## [Entries with figure data]
* * *
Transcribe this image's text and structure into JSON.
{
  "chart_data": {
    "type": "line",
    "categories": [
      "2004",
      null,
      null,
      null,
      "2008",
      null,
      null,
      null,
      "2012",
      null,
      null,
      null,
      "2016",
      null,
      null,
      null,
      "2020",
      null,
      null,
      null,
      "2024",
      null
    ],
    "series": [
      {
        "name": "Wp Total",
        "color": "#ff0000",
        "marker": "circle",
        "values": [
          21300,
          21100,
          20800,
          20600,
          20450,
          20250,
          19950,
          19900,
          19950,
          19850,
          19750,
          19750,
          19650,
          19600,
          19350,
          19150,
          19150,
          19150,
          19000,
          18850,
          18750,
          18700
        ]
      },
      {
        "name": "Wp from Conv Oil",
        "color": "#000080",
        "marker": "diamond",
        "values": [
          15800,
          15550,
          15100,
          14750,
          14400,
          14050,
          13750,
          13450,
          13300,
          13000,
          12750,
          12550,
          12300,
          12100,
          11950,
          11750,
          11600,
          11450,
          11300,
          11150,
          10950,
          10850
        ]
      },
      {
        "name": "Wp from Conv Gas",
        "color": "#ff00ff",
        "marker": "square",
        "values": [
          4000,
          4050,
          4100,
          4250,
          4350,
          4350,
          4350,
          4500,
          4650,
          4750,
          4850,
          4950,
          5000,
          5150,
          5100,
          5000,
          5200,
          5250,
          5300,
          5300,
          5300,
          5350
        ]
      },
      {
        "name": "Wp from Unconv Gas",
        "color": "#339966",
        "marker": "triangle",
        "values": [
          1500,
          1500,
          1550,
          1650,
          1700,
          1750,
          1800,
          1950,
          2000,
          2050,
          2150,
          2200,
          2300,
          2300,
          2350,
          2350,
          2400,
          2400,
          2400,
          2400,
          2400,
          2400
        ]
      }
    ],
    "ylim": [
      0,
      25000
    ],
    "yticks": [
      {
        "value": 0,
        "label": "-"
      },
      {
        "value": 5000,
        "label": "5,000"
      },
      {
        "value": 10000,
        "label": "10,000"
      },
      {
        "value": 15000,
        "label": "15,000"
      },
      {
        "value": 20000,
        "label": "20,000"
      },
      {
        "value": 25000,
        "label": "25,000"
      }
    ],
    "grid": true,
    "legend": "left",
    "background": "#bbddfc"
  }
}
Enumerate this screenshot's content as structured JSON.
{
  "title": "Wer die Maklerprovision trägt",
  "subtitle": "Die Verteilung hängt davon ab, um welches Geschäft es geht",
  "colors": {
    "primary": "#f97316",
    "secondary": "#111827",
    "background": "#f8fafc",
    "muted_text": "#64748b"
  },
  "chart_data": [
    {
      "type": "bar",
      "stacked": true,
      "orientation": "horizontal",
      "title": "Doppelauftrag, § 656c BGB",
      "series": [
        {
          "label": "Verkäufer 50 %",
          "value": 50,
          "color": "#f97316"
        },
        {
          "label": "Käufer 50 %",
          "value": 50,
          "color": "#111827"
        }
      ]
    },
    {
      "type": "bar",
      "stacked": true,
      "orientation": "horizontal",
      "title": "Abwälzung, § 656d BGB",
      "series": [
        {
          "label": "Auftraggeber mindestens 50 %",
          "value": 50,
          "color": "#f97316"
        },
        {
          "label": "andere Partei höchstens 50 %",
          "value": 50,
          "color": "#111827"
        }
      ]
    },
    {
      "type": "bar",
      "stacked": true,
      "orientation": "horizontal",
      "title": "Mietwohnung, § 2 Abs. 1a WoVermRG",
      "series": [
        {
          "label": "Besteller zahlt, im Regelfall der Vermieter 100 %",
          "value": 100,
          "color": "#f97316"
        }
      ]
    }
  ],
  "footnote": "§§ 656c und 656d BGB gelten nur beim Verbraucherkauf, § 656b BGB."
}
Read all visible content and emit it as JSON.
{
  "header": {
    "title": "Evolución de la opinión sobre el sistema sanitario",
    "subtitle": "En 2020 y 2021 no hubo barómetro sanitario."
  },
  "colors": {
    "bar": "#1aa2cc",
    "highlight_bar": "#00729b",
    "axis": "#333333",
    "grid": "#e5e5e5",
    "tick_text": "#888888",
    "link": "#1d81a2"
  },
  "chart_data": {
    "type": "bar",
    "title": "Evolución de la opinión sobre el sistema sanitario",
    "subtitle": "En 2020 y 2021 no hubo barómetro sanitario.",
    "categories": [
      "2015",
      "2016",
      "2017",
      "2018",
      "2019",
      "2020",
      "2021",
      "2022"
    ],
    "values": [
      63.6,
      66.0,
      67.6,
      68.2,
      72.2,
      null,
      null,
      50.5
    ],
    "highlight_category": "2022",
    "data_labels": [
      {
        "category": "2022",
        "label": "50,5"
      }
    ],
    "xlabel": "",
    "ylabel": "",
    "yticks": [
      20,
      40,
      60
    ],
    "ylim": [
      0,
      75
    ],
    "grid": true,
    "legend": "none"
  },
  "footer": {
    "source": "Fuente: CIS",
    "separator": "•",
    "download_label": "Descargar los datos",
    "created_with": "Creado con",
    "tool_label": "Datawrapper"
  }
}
* * *
Select the lines in this material that hold the word "marker", leaving none out.

## [Output for this exercise]
        "marker": "circle",
        "marker": "diamond",
        "marker": "square",
        "marker": "triangle",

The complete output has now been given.